> **WHAT YOU SHOULD DO**:
From the listing that follows, extract every line and set it down unaltered.
+++ EXCERPTED DATA
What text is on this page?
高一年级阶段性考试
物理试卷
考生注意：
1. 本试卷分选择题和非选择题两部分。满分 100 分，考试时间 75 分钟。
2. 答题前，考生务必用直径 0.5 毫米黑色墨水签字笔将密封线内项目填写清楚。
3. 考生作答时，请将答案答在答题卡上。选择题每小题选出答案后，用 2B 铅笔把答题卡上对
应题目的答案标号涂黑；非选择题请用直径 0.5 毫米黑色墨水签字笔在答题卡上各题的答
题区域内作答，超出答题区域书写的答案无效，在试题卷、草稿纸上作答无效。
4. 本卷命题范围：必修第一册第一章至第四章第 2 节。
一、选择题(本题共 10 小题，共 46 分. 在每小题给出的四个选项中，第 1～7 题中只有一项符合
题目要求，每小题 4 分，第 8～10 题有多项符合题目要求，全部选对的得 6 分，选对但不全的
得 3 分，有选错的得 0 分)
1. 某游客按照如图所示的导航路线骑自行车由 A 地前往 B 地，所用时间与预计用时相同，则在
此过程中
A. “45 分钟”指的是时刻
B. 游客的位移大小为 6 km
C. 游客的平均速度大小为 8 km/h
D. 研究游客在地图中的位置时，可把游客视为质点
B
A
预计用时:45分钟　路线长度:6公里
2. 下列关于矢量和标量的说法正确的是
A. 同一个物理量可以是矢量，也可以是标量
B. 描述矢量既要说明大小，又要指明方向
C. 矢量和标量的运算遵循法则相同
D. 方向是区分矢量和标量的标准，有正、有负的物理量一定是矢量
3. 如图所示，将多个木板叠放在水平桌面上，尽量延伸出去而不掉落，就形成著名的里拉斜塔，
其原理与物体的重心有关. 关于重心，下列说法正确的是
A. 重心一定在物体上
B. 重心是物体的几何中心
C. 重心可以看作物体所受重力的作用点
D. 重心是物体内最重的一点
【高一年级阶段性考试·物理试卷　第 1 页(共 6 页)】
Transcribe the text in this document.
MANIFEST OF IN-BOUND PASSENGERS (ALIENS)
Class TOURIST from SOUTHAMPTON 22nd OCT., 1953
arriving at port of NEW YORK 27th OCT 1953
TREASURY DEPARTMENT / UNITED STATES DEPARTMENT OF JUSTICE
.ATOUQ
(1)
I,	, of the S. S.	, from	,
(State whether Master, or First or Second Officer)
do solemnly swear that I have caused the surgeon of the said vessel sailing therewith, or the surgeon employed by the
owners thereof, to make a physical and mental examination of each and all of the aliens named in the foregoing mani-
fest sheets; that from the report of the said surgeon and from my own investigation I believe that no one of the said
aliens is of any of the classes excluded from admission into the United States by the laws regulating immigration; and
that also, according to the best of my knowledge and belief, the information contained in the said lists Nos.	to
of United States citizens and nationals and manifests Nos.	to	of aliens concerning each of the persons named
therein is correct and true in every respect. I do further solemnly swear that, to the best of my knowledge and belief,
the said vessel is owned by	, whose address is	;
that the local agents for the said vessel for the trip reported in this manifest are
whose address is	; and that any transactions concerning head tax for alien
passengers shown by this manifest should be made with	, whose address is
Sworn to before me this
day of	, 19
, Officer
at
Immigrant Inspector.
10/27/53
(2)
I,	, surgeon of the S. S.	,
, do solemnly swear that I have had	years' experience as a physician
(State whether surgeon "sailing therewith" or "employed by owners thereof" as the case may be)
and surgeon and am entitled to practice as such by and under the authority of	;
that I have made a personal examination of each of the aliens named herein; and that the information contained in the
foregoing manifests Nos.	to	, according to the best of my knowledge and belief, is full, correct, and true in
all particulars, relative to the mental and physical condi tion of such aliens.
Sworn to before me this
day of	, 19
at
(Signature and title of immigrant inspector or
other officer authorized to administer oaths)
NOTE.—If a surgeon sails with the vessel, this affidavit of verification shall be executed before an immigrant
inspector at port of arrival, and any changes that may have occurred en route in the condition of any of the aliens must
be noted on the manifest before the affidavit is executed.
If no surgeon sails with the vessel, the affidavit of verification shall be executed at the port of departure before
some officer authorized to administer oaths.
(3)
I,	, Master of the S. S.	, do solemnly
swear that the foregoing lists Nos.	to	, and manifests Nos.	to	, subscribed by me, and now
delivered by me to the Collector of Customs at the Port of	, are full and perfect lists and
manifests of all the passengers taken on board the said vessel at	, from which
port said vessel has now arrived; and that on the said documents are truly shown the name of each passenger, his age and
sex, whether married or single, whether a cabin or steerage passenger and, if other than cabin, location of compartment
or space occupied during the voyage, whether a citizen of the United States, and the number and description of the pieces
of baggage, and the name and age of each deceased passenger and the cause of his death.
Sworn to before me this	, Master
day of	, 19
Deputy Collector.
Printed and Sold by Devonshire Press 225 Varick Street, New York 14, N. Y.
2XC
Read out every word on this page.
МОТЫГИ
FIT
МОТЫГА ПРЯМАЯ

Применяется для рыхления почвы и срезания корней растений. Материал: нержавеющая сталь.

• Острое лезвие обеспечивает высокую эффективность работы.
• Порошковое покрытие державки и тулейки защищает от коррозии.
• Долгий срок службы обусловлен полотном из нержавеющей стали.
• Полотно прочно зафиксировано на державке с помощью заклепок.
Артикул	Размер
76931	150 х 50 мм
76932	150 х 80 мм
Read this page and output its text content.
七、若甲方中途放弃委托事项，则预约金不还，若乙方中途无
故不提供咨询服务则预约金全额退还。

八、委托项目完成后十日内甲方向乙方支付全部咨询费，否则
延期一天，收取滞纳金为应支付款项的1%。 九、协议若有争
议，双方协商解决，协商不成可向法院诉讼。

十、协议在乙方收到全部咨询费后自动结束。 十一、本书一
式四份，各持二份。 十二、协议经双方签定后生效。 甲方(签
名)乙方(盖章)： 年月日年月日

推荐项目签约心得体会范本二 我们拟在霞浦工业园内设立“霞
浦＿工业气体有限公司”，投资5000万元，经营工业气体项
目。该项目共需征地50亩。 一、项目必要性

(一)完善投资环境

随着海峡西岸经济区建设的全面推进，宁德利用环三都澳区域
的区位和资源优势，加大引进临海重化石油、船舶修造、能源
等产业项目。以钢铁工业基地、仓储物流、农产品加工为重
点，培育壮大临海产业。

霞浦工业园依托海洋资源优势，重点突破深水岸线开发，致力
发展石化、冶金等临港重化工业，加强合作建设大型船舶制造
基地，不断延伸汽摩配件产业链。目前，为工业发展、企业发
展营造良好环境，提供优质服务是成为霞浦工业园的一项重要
++++++
> **PROBLEM SOLUTION**:
What text is on this page?
高一年级阶段性考试
物理试卷
考生注意：
1. 本试卷分选择题和非选择题两部分。满分 100 分，考试时间 75 分钟。
2. 答题前，考生务必用直径 0.5 毫米黑色墨水签字笔将密封线内项目填写清楚。
3. 考生作答时，请将答案答在答题卡上。选择题每小题选出答案后，用 2B 铅笔把答题卡上对
应题目的答案标号涂黑；非选择题请用直径 0.5 毫米黑色墨水签字笔在答题卡上各题的答
题区域内作答，超出答题区域书写的答案无效，在试题卷、草稿纸上作答无效。
4. 本卷命题范围：必修第一册第一章至第四章第 2 节。
一、选择题(本题共 10 小题，共 46 分. 在每小题给出的四个选项中，第 1～7 题中只有一项符合
题目要求，每小题 4 分，第 8～10 题有多项符合题目要求，全部选对的得 6 分，选对但不全的
得 3 分，有选错的得 0 分)
1. 某游客按照如图所示的导航路线骑自行车由 A 地前往 B 地，所用时间与预计用时相同，则在
此过程中
A. “45 分钟”指的是时刻
B. 游客的位移大小为 6 km
C. 游客的平均速度大小为 8 km/h
D. 研究游客在地图中的位置时，可把游客视为质点
B
A
预计用时:45分钟　路线长度:6公里
2. 下列关于矢量和标量的说法正确的是
A. 同一个物理量可以是矢量，也可以是标量
B. 描述矢量既要说明大小，又要指明方向
C. 矢量和标量的运算遵循法则相同
D. 方向是区分矢量和标量的标准，有正、有负的物理量一定是矢量
3. 如图所示，将多个木板叠放在水平桌面上，尽量延伸出去而不掉落，就形成著名的里拉斜塔，
其原理与物体的重心有关. 关于重心，下列说法正确的是
A. 重心一定在物体上
B. 重心是物体的几何中心
C. 重心可以看作物体所受重力的作用点
D. 重心是物体内最重的一点
【高一年级阶段性考试·物理试卷　第 1 页(共 6 页)】
Transcribe the text in this document.
MANIFEST OF IN-BOUND PASSENGERS (ALIENS)
Class TOURIST from SOUTHAMPTON 22nd OCT., 1953
arriving at port of NEW YORK 27th OCT 1953
TREASURY DEPARTMENT / UNITED STATES DEPARTMENT OF JUSTICE
.ATOUQ
(1)
I,	, of the S. S.	, from	,
(State whether Master, or First or Second Officer)
do solemnly swear that I have caused the surgeon of the said vessel sailing therewith, or the surgeon employed by the
owners thereof, to make a physical and mental examination of each and all of the aliens named in the foregoing mani-
fest sheets; that from the report of the said surgeon and from my own investigation I believe that no one of the said
aliens is of any of the classes excluded from admission into the United States by the laws regulating immigration; and
that also, according to the best of my knowledge and belief, the information contained in the said lists Nos.	to
of United States citizens and nationals and manifests Nos.	to	of aliens concerning each of the persons named
therein is correct and true in every respect. I do further solemnly swear that, to the best of my knowledge and belief,
the said vessel is owned by	, whose address is	;
that the local agents for the said vessel for the trip reported in this manifest are
whose address is	; and that any transactions concerning head tax for alien
passengers shown by this manifest should be made with	, whose address is
Sworn to before me this
day of	, 19
, Officer
at
Immigrant Inspector.
10/27/53
(2)
I,	, surgeon of the S. S.	,
, do solemnly swear that I have had	years' experience as a physician
(State whether surgeon "sailing therewith" or "employed by owners thereof" as the case may be)
and surgeon and am entitled to practice as such by and under the authority of	;
that I have made a personal examination of each of the aliens named herein; and that the information contained in the
foregoing manifests Nos.	to	, according to the best of my knowledge and belief, is full, correct, and true in
all particulars, relative to the mental and physical condi tion of such aliens.
Sworn to before me this
day of	, 19
at
(Signature and title of immigrant inspector or
other officer authorized to administer oaths)
NOTE.—If a surgeon sails with the vessel, this affidavit of verification shall be executed before an immigrant
inspector at port of arrival, and any changes that may have occurred en route in the condition of any of the aliens must
be noted on the manifest before the affidavit is executed.
If no surgeon sails with the vessel, the affidavit of verification shall be executed at the port of departure before
some officer authorized to administer oaths.
(3)
I,	, Master of the S. S.	, do solemnly
swear that the foregoing lists Nos.	to	, and manifests Nos.	to	, subscribed by me, and now
delivered by me to the Collector of Customs at the Port of	, are full and perfect lists and
manifests of all the passengers taken on board the said vessel at	, from which
port said vessel has now arrived; and that on the said documents are truly shown the name of each passenger, his age and
sex, whether married or single, whether a cabin or steerage passenger and, if other than cabin, location of compartment
or space occupied during the voyage, whether a citizen of the United States, and the number and description of the pieces
of baggage, and the name and age of each deceased passenger and the cause of his death.
Sworn to before me this	, Master
day of	, 19
Deputy Collector.
Printed and Sold by Devonshire Press 225 Varick Street, New York 14, N. Y.
2XC
Read out every word on this page.
МОТЫГИ
FIT
МОТЫГА ПРЯМАЯ

Применяется для рыхления почвы и срезания корней растений. Материал: нержавеющая сталь.

• Острое лезвие обеспечивает высокую эффективность работы.
• Порошковое покрытие державки и тулейки защищает от коррозии.
• Долгий срок службы обусловлен полотном из нержавеющей стали.
• Полотно прочно зафиксировано на державке с помощью заклепок.
Артикул	Размер
76931	150 х 50 мм
76932	150 х 80 мм
Read this page and output its text content.
七、若甲方中途放弃委托事项，则预约金不还，若乙方中途无
故不提供咨询服务则预约金全额退还。

八、委托项目完成后十日内甲方向乙方支付全部咨询费，否则
延期一天，收取滞纳金为应支付款项的1%。 九、协议若有争
议，双方协商解决，协商不成可向法院诉讼。

十、协议在乙方收到全部咨询费后自动结束。 十一、本书一
式四份，各持二份。 十二、协议经双方签定后生效。 甲方(签
名)乙方(盖章)： 年月日年月日

推荐项目签约心得体会范本二 我们拟在霞浦工业园内设立“霞
浦＿工业气体有限公司”，投资5000万元，经营工业气体项
目。该项目共需征地50亩。 一、项目必要性

(一)完善投资环境

随着海峡西岸经济区建设的全面推进，宁德利用环三都澳区域
的区位和资源优势，加大引进临海重化石油、船舶修造、能源
等产业项目。以钢铁工业基地、仓储物流、农产品加工为重
点，培育壮大临海产业。

霞浦工业园依托海洋资源优势，重点突破深水岸线开发，致力
发展石化、冶金等临港重化工业，加强合作建设大型船舶制造
基地，不断延伸汽摩配件产业链。目前，为工业发展、企业发
展营造良好环境，提供优质服务是成为霞浦工业园的一项重要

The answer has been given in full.